_Collected data_:

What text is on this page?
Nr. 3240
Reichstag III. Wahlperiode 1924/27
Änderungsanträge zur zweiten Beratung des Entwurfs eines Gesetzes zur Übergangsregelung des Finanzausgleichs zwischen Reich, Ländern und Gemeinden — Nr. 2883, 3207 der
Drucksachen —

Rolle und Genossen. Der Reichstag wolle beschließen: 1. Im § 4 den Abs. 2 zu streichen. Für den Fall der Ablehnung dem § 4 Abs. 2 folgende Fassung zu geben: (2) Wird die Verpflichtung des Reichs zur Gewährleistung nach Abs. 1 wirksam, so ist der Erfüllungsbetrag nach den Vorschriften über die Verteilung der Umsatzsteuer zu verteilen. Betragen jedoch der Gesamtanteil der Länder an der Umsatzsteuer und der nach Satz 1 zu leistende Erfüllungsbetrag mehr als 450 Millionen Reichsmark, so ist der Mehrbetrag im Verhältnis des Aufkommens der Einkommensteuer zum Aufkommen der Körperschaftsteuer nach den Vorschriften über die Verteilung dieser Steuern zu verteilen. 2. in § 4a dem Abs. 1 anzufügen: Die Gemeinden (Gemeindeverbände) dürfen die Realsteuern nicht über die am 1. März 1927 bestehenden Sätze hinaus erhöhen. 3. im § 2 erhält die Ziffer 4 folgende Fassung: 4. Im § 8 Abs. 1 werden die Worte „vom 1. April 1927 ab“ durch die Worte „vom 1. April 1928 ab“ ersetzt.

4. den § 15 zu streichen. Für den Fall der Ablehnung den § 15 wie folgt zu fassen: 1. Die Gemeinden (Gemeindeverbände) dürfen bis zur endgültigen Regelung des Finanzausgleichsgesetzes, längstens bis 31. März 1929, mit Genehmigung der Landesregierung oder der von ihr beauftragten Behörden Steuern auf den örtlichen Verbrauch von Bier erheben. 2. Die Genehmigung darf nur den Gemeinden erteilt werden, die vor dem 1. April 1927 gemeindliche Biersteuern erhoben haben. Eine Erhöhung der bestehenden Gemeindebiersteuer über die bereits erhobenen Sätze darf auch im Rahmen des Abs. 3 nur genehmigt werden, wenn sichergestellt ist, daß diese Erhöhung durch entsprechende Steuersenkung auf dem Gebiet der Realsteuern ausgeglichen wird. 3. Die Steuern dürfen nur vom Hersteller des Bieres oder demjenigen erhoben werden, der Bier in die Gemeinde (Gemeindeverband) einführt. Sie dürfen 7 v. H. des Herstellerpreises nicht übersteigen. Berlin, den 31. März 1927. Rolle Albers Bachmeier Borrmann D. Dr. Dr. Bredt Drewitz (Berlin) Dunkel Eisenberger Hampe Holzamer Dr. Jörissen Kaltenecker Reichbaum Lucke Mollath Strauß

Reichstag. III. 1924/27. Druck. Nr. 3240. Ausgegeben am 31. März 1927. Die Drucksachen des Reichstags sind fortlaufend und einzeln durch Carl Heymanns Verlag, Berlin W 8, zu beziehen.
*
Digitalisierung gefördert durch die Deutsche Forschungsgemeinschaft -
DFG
==
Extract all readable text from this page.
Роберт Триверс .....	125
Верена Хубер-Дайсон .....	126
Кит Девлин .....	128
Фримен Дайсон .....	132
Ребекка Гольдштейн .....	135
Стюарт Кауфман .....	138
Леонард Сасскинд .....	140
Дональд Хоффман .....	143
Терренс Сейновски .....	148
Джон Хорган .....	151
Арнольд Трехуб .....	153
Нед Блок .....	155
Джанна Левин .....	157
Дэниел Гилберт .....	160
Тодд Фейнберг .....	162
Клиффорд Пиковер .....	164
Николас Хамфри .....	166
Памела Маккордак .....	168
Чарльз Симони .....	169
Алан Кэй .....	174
--
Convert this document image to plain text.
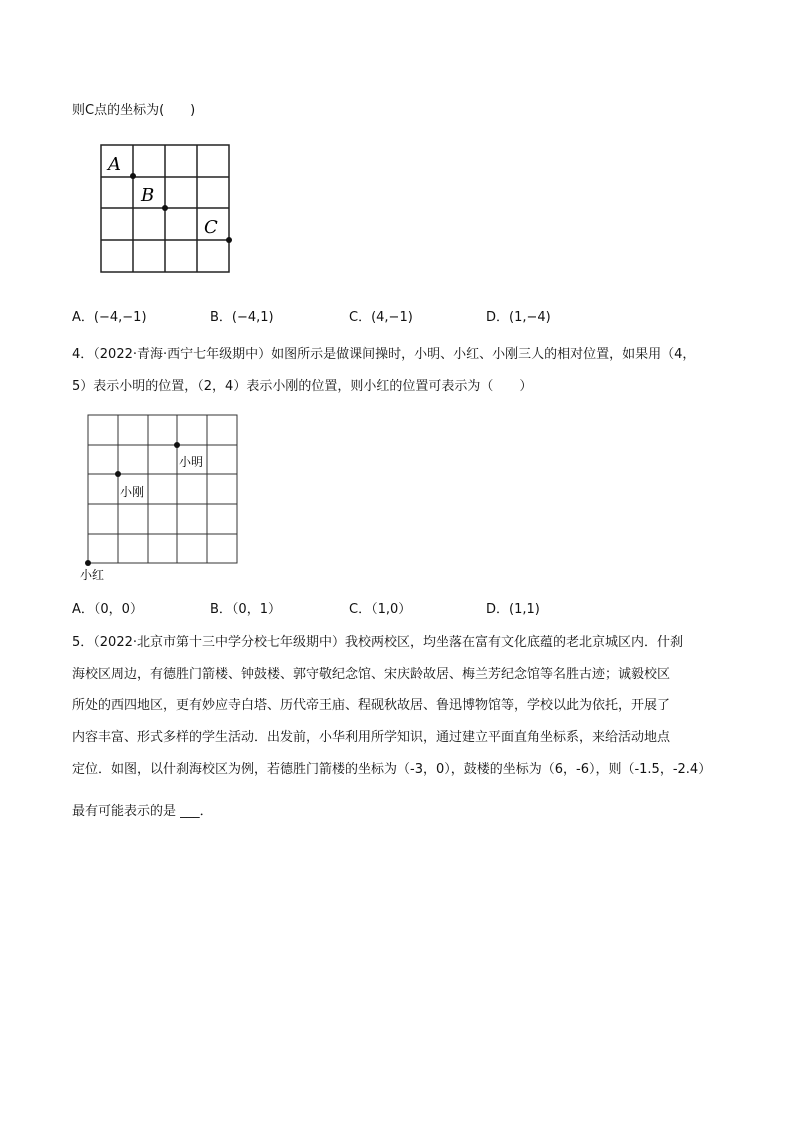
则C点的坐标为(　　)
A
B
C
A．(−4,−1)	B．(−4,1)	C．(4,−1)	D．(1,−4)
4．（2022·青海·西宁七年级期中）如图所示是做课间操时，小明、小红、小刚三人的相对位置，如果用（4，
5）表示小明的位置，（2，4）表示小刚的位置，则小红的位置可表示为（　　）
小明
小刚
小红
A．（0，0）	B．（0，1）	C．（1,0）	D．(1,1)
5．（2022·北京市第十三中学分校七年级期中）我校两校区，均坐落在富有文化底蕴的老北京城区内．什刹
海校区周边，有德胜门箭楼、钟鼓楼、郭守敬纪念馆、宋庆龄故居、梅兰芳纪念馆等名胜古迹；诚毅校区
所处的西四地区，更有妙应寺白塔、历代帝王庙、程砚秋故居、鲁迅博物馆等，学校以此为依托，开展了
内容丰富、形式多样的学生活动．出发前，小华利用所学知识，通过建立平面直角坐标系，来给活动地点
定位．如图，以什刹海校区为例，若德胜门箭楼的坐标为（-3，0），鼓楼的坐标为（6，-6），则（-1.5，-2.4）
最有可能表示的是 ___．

_Short exercise_: Go through the records. Copy each line where "Drucksachen" appears.

_Finished exercise_:
Drucksachen —
Reichstag. III. 1924/27. Druck. Nr. 3240. Ausgegeben am 31. März 1927. Die Drucksachen des Reichstags sind fortlaufend und einzeln durch Carl Heymanns Verlag, Berlin W 8, zu beziehen.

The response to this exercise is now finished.